- [Problem to solve] Scan the lines below; pull out those with "Texture".

- [Provided records]
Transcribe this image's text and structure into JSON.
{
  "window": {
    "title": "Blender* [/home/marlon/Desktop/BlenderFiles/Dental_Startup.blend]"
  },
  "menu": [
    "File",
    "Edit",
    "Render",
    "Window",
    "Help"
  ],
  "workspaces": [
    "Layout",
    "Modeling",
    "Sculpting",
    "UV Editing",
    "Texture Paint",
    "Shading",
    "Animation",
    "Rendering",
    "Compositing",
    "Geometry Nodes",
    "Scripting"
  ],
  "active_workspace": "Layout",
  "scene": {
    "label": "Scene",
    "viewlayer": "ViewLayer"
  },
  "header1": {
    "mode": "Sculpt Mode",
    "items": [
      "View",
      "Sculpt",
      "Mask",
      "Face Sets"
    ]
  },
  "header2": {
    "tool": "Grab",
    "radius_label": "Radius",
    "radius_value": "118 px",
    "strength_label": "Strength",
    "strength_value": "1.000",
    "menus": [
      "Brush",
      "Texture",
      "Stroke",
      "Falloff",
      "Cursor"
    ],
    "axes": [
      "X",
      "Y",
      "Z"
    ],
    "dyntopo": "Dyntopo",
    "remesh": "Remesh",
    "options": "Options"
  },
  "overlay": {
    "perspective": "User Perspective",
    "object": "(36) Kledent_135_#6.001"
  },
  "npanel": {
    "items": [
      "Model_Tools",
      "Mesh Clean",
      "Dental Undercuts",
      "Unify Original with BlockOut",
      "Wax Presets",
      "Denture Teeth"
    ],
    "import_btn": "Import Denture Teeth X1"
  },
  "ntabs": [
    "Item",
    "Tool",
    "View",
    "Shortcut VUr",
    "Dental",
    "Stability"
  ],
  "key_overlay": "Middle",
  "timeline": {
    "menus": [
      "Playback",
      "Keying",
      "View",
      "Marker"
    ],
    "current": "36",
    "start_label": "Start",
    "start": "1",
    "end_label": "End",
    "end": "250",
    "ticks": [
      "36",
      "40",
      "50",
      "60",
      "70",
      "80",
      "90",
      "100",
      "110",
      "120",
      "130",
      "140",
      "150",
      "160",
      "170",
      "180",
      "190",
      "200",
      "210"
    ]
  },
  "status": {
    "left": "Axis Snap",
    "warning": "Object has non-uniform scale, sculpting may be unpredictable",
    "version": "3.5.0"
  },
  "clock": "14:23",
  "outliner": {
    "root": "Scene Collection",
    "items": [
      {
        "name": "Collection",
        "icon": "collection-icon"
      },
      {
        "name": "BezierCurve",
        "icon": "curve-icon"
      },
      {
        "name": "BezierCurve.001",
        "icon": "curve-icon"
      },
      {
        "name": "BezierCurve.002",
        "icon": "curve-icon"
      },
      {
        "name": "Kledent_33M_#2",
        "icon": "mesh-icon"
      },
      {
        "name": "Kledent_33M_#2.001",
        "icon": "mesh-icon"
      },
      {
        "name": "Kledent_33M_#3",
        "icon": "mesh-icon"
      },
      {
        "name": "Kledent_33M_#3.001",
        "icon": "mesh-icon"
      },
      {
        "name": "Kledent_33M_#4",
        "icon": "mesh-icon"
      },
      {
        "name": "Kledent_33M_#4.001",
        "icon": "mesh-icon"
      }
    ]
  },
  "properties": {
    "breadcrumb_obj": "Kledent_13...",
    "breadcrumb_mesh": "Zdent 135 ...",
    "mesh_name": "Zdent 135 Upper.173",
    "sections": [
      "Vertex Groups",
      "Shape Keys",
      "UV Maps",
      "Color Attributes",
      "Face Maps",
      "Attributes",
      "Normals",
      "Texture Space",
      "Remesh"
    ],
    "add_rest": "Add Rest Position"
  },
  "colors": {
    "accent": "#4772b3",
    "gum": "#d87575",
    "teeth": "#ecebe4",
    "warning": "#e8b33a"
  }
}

- [Reply to the task]
    "Texture Paint",
      "Texture",
      "Texture Space",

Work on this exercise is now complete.